TASK OBJECTIVE: Repeat all of the data precisely.

****************************************

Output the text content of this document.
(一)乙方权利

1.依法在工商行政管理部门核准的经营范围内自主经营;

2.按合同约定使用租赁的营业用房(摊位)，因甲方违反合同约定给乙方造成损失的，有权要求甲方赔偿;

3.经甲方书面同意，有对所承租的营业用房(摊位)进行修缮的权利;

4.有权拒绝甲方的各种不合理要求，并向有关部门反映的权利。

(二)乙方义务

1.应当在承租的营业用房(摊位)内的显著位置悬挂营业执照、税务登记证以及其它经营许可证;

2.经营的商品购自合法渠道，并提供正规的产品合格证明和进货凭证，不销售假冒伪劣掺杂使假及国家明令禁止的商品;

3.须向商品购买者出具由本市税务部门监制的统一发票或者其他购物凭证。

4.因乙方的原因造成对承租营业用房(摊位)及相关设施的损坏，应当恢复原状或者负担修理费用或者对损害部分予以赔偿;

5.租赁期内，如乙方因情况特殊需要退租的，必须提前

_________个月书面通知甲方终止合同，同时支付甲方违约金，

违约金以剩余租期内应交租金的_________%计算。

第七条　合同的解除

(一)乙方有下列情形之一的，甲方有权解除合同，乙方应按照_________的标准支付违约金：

****************************************

TASK ANSWER:
Output the text content of this document.
(一)乙方权利

1.依法在工商行政管理部门核准的经营范围内自主经营;

2.按合同约定使用租赁的营业用房(摊位)，因甲方违反合同约定给乙方造成损失的，有权要求甲方赔偿;

3.经甲方书面同意，有对所承租的营业用房(摊位)进行修缮的权利;

4.有权拒绝甲方的各种不合理要求，并向有关部门反映的权利。

(二)乙方义务

1.应当在承租的营业用房(摊位)内的显著位置悬挂营业执照、税务登记证以及其它经营许可证;

2.经营的商品购自合法渠道，并提供正规的产品合格证明和进货凭证，不销售假冒伪劣掺杂使假及国家明令禁止的商品;

3.须向商品购买者出具由本市税务部门监制的统一发票或者其他购物凭证。

4.因乙方的原因造成对承租营业用房(摊位)及相关设施的损坏，应当恢复原状或者负担修理费用或者对损害部分予以赔偿;

5.租赁期内，如乙方因情况特殊需要退租的，必须提前

_________个月书面通知甲方终止合同，同时支付甲方违约金，

违约金以剩余租期内应交租金的_________%计算。

第七条　合同的解除

(一)乙方有下列情形之一的，甲方有权解除合同，乙方应按照_________的标准支付违约金：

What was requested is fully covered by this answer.